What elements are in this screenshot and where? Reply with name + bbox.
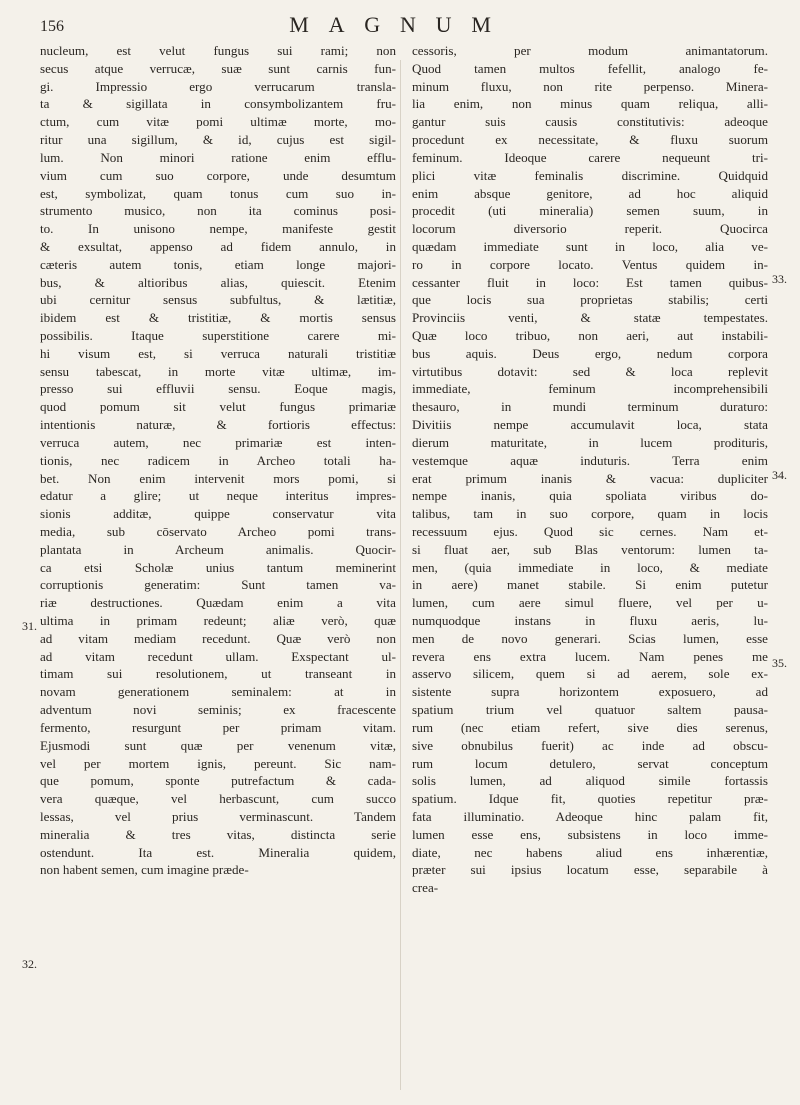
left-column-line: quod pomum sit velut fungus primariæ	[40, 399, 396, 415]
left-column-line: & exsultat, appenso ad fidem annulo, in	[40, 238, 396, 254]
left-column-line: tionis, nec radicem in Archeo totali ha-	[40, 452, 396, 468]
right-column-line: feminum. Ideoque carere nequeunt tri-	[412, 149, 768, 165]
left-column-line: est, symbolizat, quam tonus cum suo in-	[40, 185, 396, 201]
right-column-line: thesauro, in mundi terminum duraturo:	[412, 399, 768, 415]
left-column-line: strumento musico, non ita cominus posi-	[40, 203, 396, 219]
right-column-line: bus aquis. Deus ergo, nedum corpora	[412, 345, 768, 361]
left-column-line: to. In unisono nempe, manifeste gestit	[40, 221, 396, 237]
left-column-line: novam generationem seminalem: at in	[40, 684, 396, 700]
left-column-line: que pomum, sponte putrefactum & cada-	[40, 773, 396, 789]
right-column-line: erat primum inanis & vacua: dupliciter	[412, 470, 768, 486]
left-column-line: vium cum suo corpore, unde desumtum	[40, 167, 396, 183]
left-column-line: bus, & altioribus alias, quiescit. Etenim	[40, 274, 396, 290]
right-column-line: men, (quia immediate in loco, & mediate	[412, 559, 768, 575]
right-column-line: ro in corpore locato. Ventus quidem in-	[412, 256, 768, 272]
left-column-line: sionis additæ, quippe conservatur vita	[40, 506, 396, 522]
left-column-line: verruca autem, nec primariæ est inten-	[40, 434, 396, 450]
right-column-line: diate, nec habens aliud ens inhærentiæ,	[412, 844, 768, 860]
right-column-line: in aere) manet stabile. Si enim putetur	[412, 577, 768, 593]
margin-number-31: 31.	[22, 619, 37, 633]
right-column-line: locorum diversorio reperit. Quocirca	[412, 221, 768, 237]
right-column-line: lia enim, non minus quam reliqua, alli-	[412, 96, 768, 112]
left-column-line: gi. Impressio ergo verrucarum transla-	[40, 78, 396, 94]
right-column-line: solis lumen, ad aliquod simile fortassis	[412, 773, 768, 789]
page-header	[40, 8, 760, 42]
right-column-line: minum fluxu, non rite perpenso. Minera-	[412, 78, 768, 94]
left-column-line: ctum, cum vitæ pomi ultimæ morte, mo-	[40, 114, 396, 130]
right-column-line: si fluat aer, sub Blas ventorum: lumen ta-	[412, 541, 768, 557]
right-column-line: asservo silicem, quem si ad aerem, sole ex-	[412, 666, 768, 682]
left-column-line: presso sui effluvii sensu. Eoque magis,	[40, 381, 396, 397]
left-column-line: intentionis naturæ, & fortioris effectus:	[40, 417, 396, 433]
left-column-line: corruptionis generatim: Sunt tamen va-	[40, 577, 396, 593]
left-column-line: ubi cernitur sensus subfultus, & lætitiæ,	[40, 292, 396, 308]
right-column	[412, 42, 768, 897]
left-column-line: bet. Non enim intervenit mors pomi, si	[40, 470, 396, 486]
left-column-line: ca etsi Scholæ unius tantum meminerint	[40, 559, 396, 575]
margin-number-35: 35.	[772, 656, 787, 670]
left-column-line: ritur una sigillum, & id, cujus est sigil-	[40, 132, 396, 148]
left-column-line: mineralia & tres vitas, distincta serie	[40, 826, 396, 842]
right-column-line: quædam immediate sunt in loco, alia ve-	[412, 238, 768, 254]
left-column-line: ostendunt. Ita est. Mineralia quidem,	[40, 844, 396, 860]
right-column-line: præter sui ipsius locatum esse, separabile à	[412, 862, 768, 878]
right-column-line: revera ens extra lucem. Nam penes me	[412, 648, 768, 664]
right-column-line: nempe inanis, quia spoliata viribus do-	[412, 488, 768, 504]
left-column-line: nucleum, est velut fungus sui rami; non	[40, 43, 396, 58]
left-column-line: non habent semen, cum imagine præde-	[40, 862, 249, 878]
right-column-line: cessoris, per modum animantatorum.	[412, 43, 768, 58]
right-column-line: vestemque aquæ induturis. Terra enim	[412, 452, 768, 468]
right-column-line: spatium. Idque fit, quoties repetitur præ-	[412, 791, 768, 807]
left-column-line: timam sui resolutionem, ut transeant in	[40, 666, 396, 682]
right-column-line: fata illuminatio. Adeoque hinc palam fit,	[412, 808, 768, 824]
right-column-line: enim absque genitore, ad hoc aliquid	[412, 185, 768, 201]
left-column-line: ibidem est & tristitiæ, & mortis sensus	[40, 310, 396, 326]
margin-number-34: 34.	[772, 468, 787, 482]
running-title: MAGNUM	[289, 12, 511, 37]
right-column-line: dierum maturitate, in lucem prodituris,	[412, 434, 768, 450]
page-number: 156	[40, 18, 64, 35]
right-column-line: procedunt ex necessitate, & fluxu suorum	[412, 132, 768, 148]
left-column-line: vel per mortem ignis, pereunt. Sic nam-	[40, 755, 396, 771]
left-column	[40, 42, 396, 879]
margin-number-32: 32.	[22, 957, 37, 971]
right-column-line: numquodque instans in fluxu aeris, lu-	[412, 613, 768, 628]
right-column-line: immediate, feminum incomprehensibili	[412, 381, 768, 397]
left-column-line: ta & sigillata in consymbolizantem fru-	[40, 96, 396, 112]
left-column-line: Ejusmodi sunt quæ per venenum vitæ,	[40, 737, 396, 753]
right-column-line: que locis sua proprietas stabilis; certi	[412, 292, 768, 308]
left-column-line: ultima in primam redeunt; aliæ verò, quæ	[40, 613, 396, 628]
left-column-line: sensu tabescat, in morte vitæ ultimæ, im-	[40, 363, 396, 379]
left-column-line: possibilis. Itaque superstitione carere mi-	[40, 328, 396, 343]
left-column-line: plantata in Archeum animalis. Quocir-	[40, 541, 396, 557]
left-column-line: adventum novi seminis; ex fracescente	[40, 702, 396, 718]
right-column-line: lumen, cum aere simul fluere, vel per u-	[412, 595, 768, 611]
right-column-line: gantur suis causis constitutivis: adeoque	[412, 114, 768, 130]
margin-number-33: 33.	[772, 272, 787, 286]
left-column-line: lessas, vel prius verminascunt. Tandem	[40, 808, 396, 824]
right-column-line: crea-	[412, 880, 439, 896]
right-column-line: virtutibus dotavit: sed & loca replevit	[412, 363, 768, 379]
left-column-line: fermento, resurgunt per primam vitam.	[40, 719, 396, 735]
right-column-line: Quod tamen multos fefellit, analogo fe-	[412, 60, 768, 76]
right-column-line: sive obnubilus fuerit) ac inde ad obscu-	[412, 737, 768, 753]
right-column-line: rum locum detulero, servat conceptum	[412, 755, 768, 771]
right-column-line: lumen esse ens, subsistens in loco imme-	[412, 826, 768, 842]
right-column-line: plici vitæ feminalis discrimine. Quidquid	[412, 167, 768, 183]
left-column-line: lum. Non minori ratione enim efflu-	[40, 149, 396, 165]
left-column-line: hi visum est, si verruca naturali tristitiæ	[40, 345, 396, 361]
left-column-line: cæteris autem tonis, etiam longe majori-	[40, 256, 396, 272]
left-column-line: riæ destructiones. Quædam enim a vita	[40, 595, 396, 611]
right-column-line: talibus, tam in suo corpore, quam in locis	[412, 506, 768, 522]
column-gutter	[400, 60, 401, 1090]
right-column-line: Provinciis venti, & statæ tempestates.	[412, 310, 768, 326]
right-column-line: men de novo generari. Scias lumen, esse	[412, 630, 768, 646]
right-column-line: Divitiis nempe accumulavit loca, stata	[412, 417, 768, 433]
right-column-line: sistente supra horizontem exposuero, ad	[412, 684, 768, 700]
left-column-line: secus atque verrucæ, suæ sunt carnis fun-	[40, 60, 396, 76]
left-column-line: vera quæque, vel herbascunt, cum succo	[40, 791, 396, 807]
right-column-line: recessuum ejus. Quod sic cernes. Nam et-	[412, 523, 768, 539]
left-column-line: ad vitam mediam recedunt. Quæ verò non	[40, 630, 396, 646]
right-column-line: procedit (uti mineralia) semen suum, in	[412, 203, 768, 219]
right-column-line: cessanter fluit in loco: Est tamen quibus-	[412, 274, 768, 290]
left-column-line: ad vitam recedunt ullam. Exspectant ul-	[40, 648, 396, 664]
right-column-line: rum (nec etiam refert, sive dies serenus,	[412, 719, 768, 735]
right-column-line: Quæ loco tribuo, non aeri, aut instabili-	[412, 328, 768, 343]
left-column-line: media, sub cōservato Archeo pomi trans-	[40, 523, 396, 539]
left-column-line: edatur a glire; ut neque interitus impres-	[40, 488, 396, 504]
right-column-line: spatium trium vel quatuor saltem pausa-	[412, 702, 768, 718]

# # # # #

> Work to be completed
Reproduce, character for character, the lines of the material from the one containing "left-column-line: quod pomum" through the one containing "left-column-line: novam generationem", both ends included.

> Solved problem
left-column-line: quod pomum sit velut fungus primariæ	[40, 399, 396, 415]
left-column-line: & exsultat, appenso ad fidem annulo, in	[40, 238, 396, 254]
left-column-line: tionis, nec radicem in Archeo totali ha-	[40, 452, 396, 468]
right-column-line: feminum. Ideoque carere nequeunt tri-	[412, 149, 768, 165]
left-column-line: est, symbolizat, quam tonus cum suo in-	[40, 185, 396, 201]
right-column-line: thesauro, in mundi terminum duraturo:	[412, 399, 768, 415]
left-column-line: strumento musico, non ita cominus posi-	[40, 203, 396, 219]
right-column-line: bus aquis. Deus ergo, nedum corpora	[412, 345, 768, 361]
left-column-line: to. In unisono nempe, manifeste gestit	[40, 221, 396, 237]
left-column-line: novam generationem seminalem: at in	[40, 684, 396, 700]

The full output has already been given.